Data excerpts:
□ □ □ □ □ □ □

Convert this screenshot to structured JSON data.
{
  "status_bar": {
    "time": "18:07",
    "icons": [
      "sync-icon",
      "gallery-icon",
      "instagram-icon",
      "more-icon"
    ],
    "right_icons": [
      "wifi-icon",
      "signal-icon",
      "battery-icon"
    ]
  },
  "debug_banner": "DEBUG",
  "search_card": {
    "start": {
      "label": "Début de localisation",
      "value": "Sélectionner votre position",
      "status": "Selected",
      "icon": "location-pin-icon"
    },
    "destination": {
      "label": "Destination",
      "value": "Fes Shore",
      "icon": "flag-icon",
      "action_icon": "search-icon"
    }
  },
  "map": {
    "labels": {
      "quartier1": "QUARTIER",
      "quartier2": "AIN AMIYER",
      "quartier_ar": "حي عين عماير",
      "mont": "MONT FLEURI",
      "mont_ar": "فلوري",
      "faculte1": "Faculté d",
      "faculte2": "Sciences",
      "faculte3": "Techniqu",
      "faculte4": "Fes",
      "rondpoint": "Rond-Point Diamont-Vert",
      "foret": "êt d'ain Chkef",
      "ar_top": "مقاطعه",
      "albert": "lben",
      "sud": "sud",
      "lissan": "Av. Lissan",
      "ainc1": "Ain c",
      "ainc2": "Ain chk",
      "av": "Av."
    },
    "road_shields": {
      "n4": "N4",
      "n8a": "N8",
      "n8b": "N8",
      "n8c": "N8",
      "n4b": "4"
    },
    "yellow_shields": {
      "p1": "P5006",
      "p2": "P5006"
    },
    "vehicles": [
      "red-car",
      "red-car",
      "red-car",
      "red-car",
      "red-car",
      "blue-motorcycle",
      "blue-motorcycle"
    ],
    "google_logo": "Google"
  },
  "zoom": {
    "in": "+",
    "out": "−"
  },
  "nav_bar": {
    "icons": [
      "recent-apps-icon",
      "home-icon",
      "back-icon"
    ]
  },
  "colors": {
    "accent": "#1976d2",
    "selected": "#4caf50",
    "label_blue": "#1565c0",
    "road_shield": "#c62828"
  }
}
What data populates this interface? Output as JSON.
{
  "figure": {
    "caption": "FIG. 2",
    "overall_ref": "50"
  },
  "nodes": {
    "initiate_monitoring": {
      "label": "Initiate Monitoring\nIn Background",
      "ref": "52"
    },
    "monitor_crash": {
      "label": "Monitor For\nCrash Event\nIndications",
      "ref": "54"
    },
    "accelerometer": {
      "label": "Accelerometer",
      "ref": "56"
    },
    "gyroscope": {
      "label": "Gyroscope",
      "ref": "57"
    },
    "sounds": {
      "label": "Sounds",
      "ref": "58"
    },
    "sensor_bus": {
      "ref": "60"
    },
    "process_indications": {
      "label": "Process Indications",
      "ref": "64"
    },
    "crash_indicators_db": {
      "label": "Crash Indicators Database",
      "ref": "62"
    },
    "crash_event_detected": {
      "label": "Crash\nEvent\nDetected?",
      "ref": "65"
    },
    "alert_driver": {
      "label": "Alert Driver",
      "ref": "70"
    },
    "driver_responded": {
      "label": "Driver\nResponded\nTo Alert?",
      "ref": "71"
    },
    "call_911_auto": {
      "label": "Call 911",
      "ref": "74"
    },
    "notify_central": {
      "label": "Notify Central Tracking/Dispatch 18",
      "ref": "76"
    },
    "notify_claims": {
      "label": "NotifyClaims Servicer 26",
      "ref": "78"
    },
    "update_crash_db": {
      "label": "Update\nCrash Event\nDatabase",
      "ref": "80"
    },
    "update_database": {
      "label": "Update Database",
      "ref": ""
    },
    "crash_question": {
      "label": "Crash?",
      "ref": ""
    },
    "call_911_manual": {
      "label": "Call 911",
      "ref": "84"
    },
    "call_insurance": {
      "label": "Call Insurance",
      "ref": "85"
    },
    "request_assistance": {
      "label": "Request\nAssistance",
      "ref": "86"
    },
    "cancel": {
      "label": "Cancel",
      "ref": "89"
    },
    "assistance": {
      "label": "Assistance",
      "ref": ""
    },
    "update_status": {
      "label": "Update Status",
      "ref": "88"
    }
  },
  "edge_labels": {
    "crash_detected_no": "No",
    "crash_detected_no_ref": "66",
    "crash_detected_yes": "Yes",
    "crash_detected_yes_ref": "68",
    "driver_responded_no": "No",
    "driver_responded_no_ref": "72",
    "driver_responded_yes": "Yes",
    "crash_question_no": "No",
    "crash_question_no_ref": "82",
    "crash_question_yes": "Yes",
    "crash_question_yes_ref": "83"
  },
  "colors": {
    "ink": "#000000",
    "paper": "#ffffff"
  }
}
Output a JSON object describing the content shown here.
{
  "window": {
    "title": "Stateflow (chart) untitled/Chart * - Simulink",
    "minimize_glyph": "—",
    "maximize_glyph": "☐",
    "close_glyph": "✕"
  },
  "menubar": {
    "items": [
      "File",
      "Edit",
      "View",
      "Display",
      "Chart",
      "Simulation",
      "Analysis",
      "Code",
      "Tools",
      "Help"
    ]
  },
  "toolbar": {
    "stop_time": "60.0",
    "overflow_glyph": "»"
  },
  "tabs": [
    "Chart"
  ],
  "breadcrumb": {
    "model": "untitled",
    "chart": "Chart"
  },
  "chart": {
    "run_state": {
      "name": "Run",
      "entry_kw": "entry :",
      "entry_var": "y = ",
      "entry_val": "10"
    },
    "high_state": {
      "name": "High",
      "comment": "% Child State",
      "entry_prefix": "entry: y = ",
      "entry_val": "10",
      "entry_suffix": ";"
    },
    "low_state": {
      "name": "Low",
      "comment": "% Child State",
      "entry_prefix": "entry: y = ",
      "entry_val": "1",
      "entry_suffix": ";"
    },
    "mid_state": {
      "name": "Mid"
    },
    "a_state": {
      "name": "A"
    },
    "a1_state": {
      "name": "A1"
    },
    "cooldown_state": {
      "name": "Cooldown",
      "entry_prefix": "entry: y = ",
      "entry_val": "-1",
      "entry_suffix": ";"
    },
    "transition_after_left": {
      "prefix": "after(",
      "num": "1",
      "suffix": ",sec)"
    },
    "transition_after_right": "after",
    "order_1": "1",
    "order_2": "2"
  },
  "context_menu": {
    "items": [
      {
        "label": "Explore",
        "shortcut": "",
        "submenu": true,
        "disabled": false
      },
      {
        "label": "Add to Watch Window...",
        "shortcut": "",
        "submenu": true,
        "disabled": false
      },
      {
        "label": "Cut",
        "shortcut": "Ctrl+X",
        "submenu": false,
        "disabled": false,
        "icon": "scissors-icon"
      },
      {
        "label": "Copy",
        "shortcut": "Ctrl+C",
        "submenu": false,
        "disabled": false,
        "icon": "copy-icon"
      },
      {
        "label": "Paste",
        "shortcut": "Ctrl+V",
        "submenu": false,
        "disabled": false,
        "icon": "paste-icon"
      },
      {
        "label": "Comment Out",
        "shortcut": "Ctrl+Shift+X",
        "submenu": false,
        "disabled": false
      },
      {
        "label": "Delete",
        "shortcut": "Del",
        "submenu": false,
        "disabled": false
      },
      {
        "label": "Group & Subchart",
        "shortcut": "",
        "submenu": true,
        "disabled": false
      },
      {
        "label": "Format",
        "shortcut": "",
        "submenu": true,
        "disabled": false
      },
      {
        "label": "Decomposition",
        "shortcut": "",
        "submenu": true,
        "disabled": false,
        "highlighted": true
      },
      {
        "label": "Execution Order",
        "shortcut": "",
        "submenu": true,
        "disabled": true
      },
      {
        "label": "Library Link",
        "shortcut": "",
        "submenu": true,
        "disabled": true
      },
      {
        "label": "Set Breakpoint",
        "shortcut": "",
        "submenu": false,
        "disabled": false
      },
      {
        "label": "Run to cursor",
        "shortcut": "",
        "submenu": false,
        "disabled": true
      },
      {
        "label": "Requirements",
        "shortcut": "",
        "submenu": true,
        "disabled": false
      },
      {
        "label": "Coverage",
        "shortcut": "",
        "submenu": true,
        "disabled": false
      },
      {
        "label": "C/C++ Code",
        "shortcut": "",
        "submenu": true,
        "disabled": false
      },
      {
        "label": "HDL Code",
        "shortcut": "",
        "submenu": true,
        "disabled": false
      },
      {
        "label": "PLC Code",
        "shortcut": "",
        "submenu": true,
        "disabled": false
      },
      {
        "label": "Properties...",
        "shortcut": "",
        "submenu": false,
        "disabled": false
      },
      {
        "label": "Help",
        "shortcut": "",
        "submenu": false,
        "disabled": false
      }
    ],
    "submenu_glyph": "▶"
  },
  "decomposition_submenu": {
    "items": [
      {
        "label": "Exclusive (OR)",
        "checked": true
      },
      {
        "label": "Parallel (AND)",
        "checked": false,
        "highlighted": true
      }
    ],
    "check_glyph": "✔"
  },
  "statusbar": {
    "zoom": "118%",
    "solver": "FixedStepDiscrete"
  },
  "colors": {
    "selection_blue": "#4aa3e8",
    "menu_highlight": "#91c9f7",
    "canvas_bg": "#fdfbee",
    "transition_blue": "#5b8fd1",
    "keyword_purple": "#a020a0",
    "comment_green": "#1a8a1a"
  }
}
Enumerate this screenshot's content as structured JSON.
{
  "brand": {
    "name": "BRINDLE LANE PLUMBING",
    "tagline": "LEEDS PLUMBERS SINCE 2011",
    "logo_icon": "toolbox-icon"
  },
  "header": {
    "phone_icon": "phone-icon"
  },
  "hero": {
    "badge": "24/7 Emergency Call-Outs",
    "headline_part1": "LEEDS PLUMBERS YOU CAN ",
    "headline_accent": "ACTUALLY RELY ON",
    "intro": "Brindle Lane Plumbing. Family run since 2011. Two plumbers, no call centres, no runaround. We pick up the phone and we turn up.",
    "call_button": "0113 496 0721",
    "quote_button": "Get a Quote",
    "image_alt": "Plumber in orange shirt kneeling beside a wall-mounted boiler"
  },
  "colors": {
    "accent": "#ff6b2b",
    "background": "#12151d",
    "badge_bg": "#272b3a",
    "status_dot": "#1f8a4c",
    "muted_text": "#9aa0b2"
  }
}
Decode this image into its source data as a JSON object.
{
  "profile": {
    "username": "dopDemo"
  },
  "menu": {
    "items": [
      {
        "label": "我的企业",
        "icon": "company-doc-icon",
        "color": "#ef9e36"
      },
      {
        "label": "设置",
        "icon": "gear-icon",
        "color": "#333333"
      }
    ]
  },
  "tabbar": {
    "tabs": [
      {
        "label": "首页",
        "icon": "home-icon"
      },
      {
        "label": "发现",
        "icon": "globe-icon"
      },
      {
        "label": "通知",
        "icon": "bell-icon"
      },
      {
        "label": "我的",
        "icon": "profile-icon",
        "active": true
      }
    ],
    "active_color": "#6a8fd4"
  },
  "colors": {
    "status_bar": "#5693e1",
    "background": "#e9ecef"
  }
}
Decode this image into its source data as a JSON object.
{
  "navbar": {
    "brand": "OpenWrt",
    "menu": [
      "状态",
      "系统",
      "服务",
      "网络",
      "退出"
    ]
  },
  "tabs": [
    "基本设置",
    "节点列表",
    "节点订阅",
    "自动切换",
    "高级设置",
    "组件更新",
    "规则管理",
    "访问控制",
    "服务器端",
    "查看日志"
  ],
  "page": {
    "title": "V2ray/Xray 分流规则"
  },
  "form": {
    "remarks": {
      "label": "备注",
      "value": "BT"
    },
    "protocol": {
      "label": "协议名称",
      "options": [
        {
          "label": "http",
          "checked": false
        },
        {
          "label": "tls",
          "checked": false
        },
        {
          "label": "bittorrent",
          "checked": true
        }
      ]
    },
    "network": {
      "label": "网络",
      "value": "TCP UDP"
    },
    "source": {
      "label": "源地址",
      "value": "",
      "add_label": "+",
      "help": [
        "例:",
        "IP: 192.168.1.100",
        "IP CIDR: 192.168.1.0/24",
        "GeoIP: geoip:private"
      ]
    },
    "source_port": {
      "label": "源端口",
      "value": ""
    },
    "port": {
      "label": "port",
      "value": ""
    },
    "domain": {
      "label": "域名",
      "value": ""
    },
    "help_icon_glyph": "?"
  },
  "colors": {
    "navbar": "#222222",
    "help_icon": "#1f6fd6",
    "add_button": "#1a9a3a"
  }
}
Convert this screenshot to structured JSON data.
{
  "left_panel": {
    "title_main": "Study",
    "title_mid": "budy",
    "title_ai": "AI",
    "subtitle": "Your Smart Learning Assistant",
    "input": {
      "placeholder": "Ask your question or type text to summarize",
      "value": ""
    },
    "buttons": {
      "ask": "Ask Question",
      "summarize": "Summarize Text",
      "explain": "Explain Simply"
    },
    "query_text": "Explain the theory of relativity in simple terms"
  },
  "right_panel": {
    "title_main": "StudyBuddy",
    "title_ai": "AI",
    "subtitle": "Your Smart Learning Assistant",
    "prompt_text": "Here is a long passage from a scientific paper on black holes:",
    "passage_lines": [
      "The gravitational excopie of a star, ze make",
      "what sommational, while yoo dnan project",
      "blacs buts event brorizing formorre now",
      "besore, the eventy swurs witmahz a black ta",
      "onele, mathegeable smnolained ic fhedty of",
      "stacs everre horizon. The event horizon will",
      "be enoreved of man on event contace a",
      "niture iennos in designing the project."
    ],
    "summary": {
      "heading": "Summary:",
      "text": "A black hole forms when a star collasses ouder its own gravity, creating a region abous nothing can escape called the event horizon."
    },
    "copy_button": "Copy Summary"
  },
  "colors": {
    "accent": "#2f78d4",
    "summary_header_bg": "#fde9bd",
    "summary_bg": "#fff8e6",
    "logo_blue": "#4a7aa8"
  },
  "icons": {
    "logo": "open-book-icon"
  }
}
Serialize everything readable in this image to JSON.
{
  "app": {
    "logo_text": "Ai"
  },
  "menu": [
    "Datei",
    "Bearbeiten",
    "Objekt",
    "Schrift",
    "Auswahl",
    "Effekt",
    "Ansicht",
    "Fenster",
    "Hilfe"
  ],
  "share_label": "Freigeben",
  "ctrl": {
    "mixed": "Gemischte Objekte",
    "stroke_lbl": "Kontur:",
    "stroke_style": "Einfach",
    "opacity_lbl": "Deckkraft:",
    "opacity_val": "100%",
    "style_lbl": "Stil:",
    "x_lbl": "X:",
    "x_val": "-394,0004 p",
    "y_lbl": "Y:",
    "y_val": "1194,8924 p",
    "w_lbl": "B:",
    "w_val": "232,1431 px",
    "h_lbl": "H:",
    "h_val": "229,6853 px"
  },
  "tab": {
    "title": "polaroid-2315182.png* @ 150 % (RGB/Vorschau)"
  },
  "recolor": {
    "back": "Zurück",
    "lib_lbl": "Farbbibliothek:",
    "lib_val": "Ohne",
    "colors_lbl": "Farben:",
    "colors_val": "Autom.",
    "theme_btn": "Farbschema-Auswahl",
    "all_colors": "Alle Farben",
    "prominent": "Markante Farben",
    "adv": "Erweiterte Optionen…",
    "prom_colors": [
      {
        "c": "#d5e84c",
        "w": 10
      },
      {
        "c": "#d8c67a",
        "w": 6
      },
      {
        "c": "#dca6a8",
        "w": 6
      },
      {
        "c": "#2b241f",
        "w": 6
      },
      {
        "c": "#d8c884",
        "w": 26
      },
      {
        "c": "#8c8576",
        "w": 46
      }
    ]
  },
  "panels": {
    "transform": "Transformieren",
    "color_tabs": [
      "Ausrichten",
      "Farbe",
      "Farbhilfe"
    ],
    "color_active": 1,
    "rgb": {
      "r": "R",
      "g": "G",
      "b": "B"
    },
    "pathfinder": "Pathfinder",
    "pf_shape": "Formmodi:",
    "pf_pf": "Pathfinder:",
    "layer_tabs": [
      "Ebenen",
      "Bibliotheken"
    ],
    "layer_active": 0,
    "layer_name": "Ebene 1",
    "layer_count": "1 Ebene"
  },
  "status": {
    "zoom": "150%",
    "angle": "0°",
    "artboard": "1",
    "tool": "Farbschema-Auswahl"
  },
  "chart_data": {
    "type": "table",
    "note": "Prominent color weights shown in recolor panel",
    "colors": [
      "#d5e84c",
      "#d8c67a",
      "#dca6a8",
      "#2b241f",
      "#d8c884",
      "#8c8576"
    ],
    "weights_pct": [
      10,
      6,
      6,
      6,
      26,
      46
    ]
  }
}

□ □ □ □ □ □ □

Which lines hold the word "Auswahl"? Copy every one of them.

Expected output:
    "Auswahl",
    "theme_btn": "Farbschema-Auswahl",
    "tool": "Farbschema-Auswahl"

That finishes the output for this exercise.